Task: Extract all data as written.

Dataset records:

-- -- --

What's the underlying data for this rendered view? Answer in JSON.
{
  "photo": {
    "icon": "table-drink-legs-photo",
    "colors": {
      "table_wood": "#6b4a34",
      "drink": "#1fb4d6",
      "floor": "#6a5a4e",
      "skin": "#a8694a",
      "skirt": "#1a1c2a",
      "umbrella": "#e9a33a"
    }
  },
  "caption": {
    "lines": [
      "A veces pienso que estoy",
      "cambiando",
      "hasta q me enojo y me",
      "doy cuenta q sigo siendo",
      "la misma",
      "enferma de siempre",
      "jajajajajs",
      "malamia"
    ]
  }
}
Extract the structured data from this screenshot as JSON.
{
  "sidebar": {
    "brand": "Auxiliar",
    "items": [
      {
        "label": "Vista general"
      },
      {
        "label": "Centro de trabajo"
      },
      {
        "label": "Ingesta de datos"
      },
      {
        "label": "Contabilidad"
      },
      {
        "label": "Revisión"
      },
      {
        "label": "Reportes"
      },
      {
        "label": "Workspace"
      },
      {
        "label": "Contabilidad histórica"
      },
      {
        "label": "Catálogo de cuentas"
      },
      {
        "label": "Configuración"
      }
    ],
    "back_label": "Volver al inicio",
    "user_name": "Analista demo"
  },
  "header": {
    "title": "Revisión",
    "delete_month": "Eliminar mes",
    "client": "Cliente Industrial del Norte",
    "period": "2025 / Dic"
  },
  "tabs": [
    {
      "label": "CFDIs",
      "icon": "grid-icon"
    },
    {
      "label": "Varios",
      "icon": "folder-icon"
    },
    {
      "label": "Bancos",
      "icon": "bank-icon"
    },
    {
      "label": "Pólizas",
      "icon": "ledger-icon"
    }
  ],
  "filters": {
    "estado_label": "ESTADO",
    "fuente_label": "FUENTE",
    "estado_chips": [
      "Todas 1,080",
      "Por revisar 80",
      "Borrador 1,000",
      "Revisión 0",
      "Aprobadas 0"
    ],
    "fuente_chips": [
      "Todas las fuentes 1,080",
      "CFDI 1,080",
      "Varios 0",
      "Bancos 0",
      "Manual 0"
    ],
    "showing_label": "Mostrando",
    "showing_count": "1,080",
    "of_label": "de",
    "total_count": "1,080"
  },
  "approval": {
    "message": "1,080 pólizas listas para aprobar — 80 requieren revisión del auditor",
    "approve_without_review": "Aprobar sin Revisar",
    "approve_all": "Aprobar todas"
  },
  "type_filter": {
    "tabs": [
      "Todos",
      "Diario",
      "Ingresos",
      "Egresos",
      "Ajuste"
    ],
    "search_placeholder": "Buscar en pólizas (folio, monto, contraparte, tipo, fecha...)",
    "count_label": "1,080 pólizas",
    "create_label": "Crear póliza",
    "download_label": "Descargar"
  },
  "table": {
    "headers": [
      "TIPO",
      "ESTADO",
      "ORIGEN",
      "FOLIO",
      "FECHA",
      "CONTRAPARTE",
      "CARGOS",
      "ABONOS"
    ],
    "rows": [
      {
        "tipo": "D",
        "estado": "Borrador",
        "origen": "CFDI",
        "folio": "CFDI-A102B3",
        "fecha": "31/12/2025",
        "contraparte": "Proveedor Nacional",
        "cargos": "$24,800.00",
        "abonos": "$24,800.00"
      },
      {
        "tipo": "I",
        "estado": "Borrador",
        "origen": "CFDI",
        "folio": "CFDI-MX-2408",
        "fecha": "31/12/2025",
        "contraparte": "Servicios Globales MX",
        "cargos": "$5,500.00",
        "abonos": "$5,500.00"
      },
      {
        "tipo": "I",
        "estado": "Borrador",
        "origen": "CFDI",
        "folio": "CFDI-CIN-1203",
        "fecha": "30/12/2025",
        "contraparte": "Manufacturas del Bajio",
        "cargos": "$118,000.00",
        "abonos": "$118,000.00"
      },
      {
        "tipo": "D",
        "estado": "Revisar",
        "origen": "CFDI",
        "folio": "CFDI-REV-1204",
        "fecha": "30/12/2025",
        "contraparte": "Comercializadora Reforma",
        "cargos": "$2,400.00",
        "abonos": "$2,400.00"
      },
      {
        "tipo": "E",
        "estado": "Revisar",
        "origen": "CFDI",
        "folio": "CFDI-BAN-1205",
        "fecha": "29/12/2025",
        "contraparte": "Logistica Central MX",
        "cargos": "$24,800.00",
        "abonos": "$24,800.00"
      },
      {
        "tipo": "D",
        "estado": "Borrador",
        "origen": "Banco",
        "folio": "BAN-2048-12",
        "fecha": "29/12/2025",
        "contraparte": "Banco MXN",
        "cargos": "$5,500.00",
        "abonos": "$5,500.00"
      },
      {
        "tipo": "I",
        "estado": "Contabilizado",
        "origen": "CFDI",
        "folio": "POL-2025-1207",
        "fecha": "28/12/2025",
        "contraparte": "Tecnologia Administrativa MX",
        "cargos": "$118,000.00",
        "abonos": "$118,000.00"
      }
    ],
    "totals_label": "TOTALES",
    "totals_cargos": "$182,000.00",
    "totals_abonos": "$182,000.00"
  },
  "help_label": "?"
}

-- -- --

Answer to the problem:
What's the underlying data for this rendered view? Answer in JSON.
{
  "photo": {
    "icon": "table-drink-legs-photo",
    "colors": {
      "table_wood": "#6b4a34",
      "drink": "#1fb4d6",
      "floor": "#6a5a4e",
      "skin": "#a8694a",
      "skirt": "#1a1c2a",
      "umbrella": "#e9a33a"
    }
  },
  "caption": {
    "lines": [
      "A veces pienso que estoy",
      "cambiando",
      "hasta q me enojo y me",
      "doy cuenta q sigo siendo",
      "la misma",
      "enferma de siempre",
      "jajajajajs",
      "malamia"
    ]
  }
}
Extract the structured data from this screenshot as JSON.
{
  "sidebar": {
    "brand": "Auxiliar",
    "items": [
      {
        "label": "Vista general"
      },
      {
        "label": "Centro de trabajo"
      },
      {
        "label": "Ingesta de datos"
      },
      {
        "label": "Contabilidad"
      },
      {
        "label": "Revisión"
      },
      {
        "label": "Reportes"
      },
      {
        "label": "Workspace"
      },
      {
        "label": "Contabilidad histórica"
      },
      {
        "label": "Catálogo de cuentas"
      },
      {
        "label": "Configuración"
      }
    ],
    "back_label": "Volver al inicio",
    "user_name": "Analista demo"
  },
  "header": {
    "title": "Revisión",
    "delete_month": "Eliminar mes",
    "client": "Cliente Industrial del Norte",
    "period": "2025 / Dic"
  },
  "tabs": [
    {
      "label": "CFDIs",
      "icon": "grid-icon"
    },
    {
      "label": "Varios",
      "icon": "folder-icon"
    },
    {
      "label": "Bancos",
      "icon": "bank-icon"
    },
    {
      "label": "Pólizas",
      "icon": "ledger-icon"
    }
  ],
  "filters": {
    "estado_label": "ESTADO",
    "fuente_label": "FUENTE",
    "estado_chips": [
      "Todas 1,080",
      "Por revisar 80",
      "Borrador 1,000",
      "Revisión 0",
      "Aprobadas 0"
    ],
    "fuente_chips": [
      "Todas las fuentes 1,080",
      "CFDI 1,080",
      "Varios 0",
      "Bancos 0",
      "Manual 0"
    ],
    "showing_label": "Mostrando",
    "showing_count": "1,080",
    "of_label": "de",
    "total_count": "1,080"
  },
  "approval": {
    "message": "1,080 pólizas listas para aprobar — 80 requieren revisión del auditor",
    "approve_without_review": "Aprobar sin Revisar",
    "approve_all": "Aprobar todas"
  },
  "type_filter": {
    "tabs": [
      "Todos",
      "Diario",
      "Ingresos",
      "Egresos",
      "Ajuste"
    ],
    "search_placeholder": "Buscar en pólizas (folio, monto, contraparte, tipo, fecha...)",
    "count_label": "1,080 pólizas",
    "create_label": "Crear póliza",
    "download_label": "Descargar"
  },
  "table": {
    "headers": [
      "TIPO",
      "ESTADO",
      "ORIGEN",
      "FOLIO",
      "FECHA",
      "CONTRAPARTE",
      "CARGOS",
      "ABONOS"
    ],
    "rows": [
      {
        "tipo": "D",
        "estado": "Borrador",
        "origen": "CFDI",
        "folio": "CFDI-A102B3",
        "fecha": "31/12/2025",
        "contraparte": "Proveedor Nacional",
        "cargos": "$24,800.00",
        "abonos": "$24,800.00"
      },
      {
        "tipo": "I",
        "estado": "Borrador",
        "origen": "CFDI",
        "folio": "CFDI-MX-2408",
        "fecha": "31/12/2025",
        "contraparte": "Servicios Globales MX",
        "cargos": "$5,500.00",
        "abonos": "$5,500.00"
      },
      {
        "tipo": "I",
        "estado": "Borrador",
        "origen": "CFDI",
        "folio": "CFDI-CIN-1203",
        "fecha": "30/12/2025",
        "contraparte": "Manufacturas del Bajio",
        "cargos": "$118,000.00",
        "abonos": "$118,000.00"
      },
      {
        "tipo": "D",
        "estado": "Revisar",
        "origen": "CFDI",
        "folio": "CFDI-REV-1204",
        "fecha": "30/12/2025",
        "contraparte": "Comercializadora Reforma",
        "cargos": "$2,400.00",
        "abonos": "$2,400.00"
      },
      {
        "tipo": "E",
        "estado": "Revisar",
        "origen": "CFDI",
        "folio": "CFDI-BAN-1205",
        "fecha": "29/12/2025",
        "contraparte": "Logistica Central MX",
        "cargos": "$24,800.00",
        "abonos": "$24,800.00"
      },
      {
        "tipo": "D",
        "estado": "Borrador",
        "origen": "Banco",
        "folio": "BAN-2048-12",
        "fecha": "29/12/2025",
        "contraparte": "Banco MXN",
        "cargos": "$5,500.00",
        "abonos": "$5,500.00"
      },
      {
        "tipo": "I",
        "estado": "Contabilizado",
        "origen": "CFDI",
        "folio": "POL-2025-1207",
        "fecha": "28/12/2025",
        "contraparte": "Tecnologia Administrativa MX",
        "cargos": "$118,000.00",
        "abonos": "$118,000.00"
      }
    ],
    "totals_label": "TOTALES",
    "totals_cargos": "$182,000.00",
    "totals_abonos": "$182,000.00"
  },
  "help_label": "?"
}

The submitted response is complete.